GIVEN PROBLEM —
Transcribe each line of the material as it is, and drop any picture.

BEGIN DATA SECTION

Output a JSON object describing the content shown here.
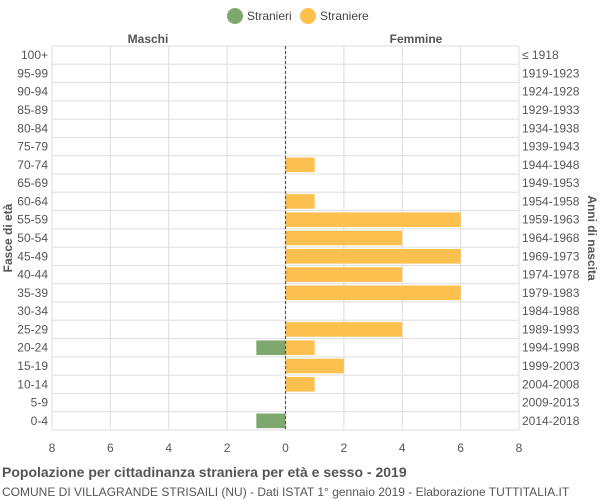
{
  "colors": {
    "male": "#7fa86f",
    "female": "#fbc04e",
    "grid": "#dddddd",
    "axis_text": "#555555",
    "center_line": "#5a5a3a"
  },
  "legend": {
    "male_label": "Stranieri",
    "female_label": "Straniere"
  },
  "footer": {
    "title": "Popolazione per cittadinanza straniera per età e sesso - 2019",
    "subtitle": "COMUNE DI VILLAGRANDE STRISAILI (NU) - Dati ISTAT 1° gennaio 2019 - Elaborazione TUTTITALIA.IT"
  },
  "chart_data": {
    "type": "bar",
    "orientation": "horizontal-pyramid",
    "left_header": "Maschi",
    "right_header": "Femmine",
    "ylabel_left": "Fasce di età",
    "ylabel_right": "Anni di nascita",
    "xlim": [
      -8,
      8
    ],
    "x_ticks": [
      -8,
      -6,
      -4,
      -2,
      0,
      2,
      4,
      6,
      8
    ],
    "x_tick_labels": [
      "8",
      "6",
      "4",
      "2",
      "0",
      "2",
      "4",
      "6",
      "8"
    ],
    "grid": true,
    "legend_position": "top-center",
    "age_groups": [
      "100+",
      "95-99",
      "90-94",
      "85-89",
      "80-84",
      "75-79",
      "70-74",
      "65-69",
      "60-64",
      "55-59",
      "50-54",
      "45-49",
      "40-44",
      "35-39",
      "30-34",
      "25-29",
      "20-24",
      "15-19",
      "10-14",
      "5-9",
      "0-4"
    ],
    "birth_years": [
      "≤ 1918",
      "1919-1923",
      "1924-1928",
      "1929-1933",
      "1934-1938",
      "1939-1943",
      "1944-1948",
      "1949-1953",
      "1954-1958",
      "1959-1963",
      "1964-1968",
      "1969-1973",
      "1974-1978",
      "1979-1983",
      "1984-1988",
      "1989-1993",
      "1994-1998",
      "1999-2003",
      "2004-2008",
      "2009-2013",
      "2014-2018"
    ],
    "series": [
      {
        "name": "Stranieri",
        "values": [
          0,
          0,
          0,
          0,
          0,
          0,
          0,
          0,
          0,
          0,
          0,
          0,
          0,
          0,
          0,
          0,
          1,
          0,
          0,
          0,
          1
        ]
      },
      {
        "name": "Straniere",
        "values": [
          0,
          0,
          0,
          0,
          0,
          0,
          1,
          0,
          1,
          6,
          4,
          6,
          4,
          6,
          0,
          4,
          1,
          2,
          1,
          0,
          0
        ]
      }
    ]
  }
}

END DATA SECTION

SOLUTION TO THE EXERCISE —
Output a JSON object describing the content shown here.
{
  "colors": {
    "male": "#7fa86f",
    "female": "#fbc04e",
    "grid": "#dddddd",
    "axis_text": "#555555",
    "center_line": "#5a5a3a"
  },
  "legend": {
    "male_label": "Stranieri",
    "female_label": "Straniere"
  },
  "footer": {
    "title": "Popolazione per cittadinanza straniera per età e sesso - 2019",
    "subtitle": "COMUNE DI VILLAGRANDE STRISAILI (NU) - Dati ISTAT 1° gennaio 2019 - Elaborazione TUTTITALIA.IT"
  },
  "chart_data": {
    "type": "bar",
    "orientation": "horizontal-pyramid",
    "left_header": "Maschi",
    "right_header": "Femmine",
    "ylabel_left": "Fasce di età",
    "ylabel_right": "Anni di nascita",
    "xlim": [
      -8,
      8
    ],
    "x_ticks": [
      -8,
      -6,
      -4,
      -2,
      0,
      2,
      4,
      6,
      8
    ],
    "x_tick_labels": [
      "8",
      "6",
      "4",
      "2",
      "0",
      "2",
      "4",
      "6",
      "8"
    ],
    "grid": true,
    "legend_position": "top-center",
    "age_groups": [
      "100+",
      "95-99",
      "90-94",
      "85-89",
      "80-84",
      "75-79",
      "70-74",
      "65-69",
      "60-64",
      "55-59",
      "50-54",
      "45-49",
      "40-44",
      "35-39",
      "30-34",
      "25-29",
      "20-24",
      "15-19",
      "10-14",
      "5-9",
      "0-4"
    ],
    "birth_years": [
      "≤ 1918",
      "1919-1923",
      "1924-1928",
      "1929-1933",
      "1934-1938",
      "1939-1943",
      "1944-1948",
      "1949-1953",
      "1954-1958",
      "1959-1963",
      "1964-1968",
      "1969-1973",
      "1974-1978",
      "1979-1983",
      "1984-1988",
      "1989-1993",
      "1994-1998",
      "1999-2003",
      "2004-2008",
      "2009-2013",
      "2014-2018"
    ],
    "series": [
      {
        "name": "Stranieri",
        "values": [
          0,
          0,
          0,
          0,
          0,
          0,
          0,
          0,
          0,
          0,
          0,
          0,
          0,
          0,
          0,
          0,
          1,
          0,
          0,
          0,
          1
        ]
      },
      {
        "name": "Straniere",
        "values": [
          0,
          0,
          0,
          0,
          0,
          0,
          1,
          0,
          1,
          6,
          4,
          6,
          4,
          6,
          0,
          4,
          1,
          2,
          1,
          0,
          0
        ]
      }
    ]
  }
}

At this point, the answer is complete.